GIVEN REQUEST: Leave out the pictures, then reproduce the rest of the material exactly.

[Lines of data]
---------------

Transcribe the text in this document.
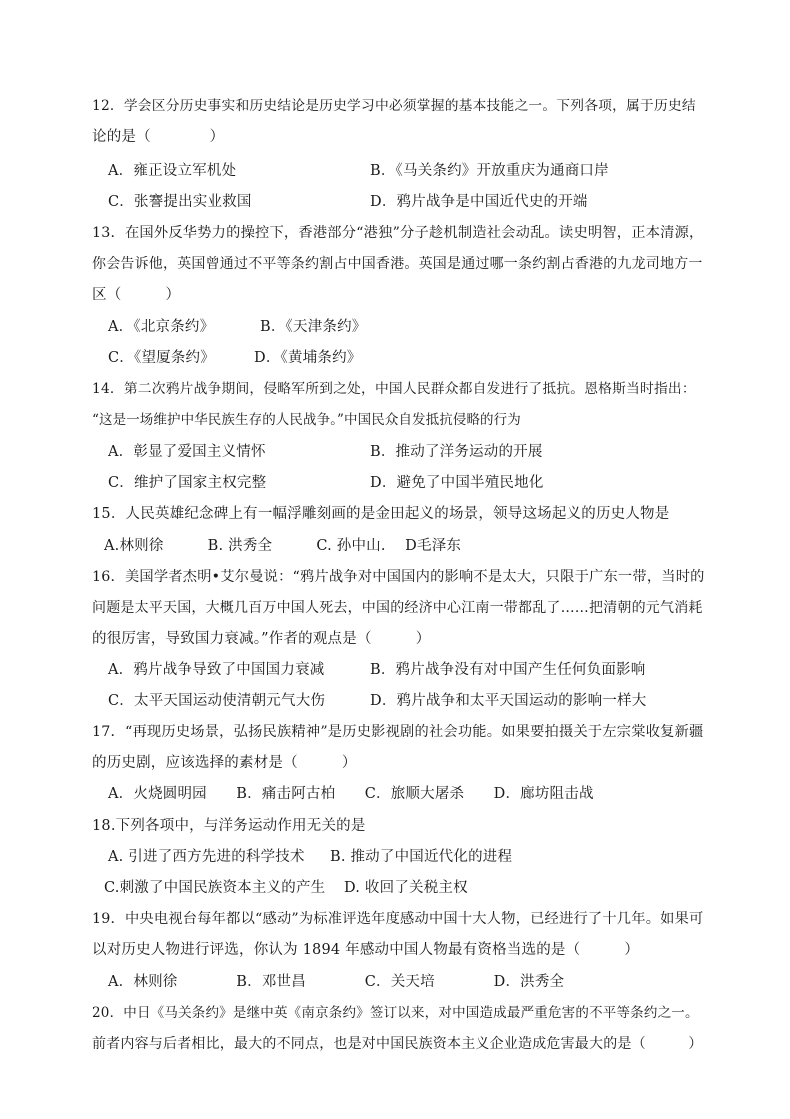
12．学会区分历史事实和历史结论是历史学习中必须掌握的基本技能之一。下列各项，属于历史结
论的是（　　　　）
A．雍正设立军机处	B．《马关条约》开放重庆为通商口岸
C．张謇提出实业救国	D．鸦片战争是中国近代史的开端
13．在国外反华势力的操控下，香港部分“港独”分子趁机制造社会动乱。读史明智，正本清源，
你会告诉他，英国曾通过不平等条约割占中国香港。英国是通过哪一条约割占香港的九龙司地方一
区（　　　）
A．《北京条约》	B．《天津条约》
C．《望厦条约》	D．《黄埔条约》
14．第二次鸦片战争期间，侵略军所到之处，中国人民群众都自发进行了抵抗。恩格斯当时指出：
“这是一场维护中华民族生存的人民战争。”中国民众自发抵抗侵略的行为
A．彰显了爱国主义情怀	B．推动了洋务运动的开展
C．维护了国家主权完整	D．避免了中国半殖民地化
15．人民英雄纪念碑上有一幅浮雕刻画的是金田起义的场景，领导这场起义的历史人物是
A.林则徐　　　B. 洪秀全　　　C. 孙中山.　 D毛泽东
16．美国学者杰明•艾尔曼说：“鸦片战争对中国国内的影响不是太大，只限于广东一带，当时的
问题是太平天国，大概几百万中国人死去，中国的经济中心江南一带都乱了……把清朝的元气消耗
的很厉害，导致国力衰减。”作者的观点是（　　　）
A．鸦片战争导致了中国国力衰减	B．鸦片战争没有对中国产生任何负面影响
C．太平天国运动使清朝元气大伤	D．鸦片战争和太平天国运动的影响一样大
17．“再现历史场景，弘扬民族精神”是历史影视剧的社会功能。如果要拍摄关于左宗棠收复新疆
的历史剧，应该选择的素材是（　　　）
A．火烧圆明园　　B．痛击阿古柏　　C．旅顺大屠杀　　D．廊坊阻击战
18.下列各项中，与洋务运动作用无关的是
A. 引进了西方先进的科学技术 B. 推动了中国近代化的进程
C.刺激了中国民族资本主义的产生 D. 收回了关税主权
19．中央电视台每年都以“感动”为标准评选年度感动中国十大人物，已经进行了十几年。如果可
以对历史人物进行评选，你认为 1894 年感动中国人物最有资格当选的是（　　　）
A．林则徐　　　　B．邓世昌　　　　C．关天培　　　　D．洪秀全
20．中日《马关条约》是继中英《南京条约》签订以来，对中国造成最严重危害的不平等条约之一。
前者内容与后者相比，最大的不同点，也是对中国民族资本主义企业造成危害最大的是（　　　）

---------------

FULL OUTPUT:
Transcribe the text in this document.
12．学会区分历史事实和历史结论是历史学习中必须掌握的基本技能之一。下列各项，属于历史结
论的是（　　　　）
A．雍正设立军机处	B．《马关条约》开放重庆为通商口岸
C．张謇提出实业救国	D．鸦片战争是中国近代史的开端
13．在国外反华势力的操控下，香港部分“港独”分子趁机制造社会动乱。读史明智，正本清源，
你会告诉他，英国曾通过不平等条约割占中国香港。英国是通过哪一条约割占香港的九龙司地方一
区（　　　）
A．《北京条约》	B．《天津条约》
C．《望厦条约》	D．《黄埔条约》
14．第二次鸦片战争期间，侵略军所到之处，中国人民群众都自发进行了抵抗。恩格斯当时指出：
“这是一场维护中华民族生存的人民战争。”中国民众自发抵抗侵略的行为
A．彰显了爱国主义情怀	B．推动了洋务运动的开展
C．维护了国家主权完整	D．避免了中国半殖民地化
15．人民英雄纪念碑上有一幅浮雕刻画的是金田起义的场景，领导这场起义的历史人物是
A.林则徐　　　B. 洪秀全　　　C. 孙中山.　 D毛泽东
16．美国学者杰明•艾尔曼说：“鸦片战争对中国国内的影响不是太大，只限于广东一带，当时的
问题是太平天国，大概几百万中国人死去，中国的经济中心江南一带都乱了……把清朝的元气消耗
的很厉害，导致国力衰减。”作者的观点是（　　　）
A．鸦片战争导致了中国国力衰减	B．鸦片战争没有对中国产生任何负面影响
C．太平天国运动使清朝元气大伤	D．鸦片战争和太平天国运动的影响一样大
17．“再现历史场景，弘扬民族精神”是历史影视剧的社会功能。如果要拍摄关于左宗棠收复新疆
的历史剧，应该选择的素材是（　　　）
A．火烧圆明园　　B．痛击阿古柏　　C．旅顺大屠杀　　D．廊坊阻击战
18.下列各项中，与洋务运动作用无关的是
A. 引进了西方先进的科学技术 B. 推动了中国近代化的进程
C.刺激了中国民族资本主义的产生 D. 收回了关税主权
19．中央电视台每年都以“感动”为标准评选年度感动中国十大人物，已经进行了十几年。如果可
以对历史人物进行评选，你认为 1894 年感动中国人物最有资格当选的是（　　　）
A．林则徐　　　　B．邓世昌　　　　C．关天培　　　　D．洪秀全
20．中日《马关条约》是继中英《南京条约》签订以来，对中国造成最严重危害的不平等条约之一。
前者内容与后者相比，最大的不同点，也是对中国民族资本主义企业造成危害最大的是（　　　）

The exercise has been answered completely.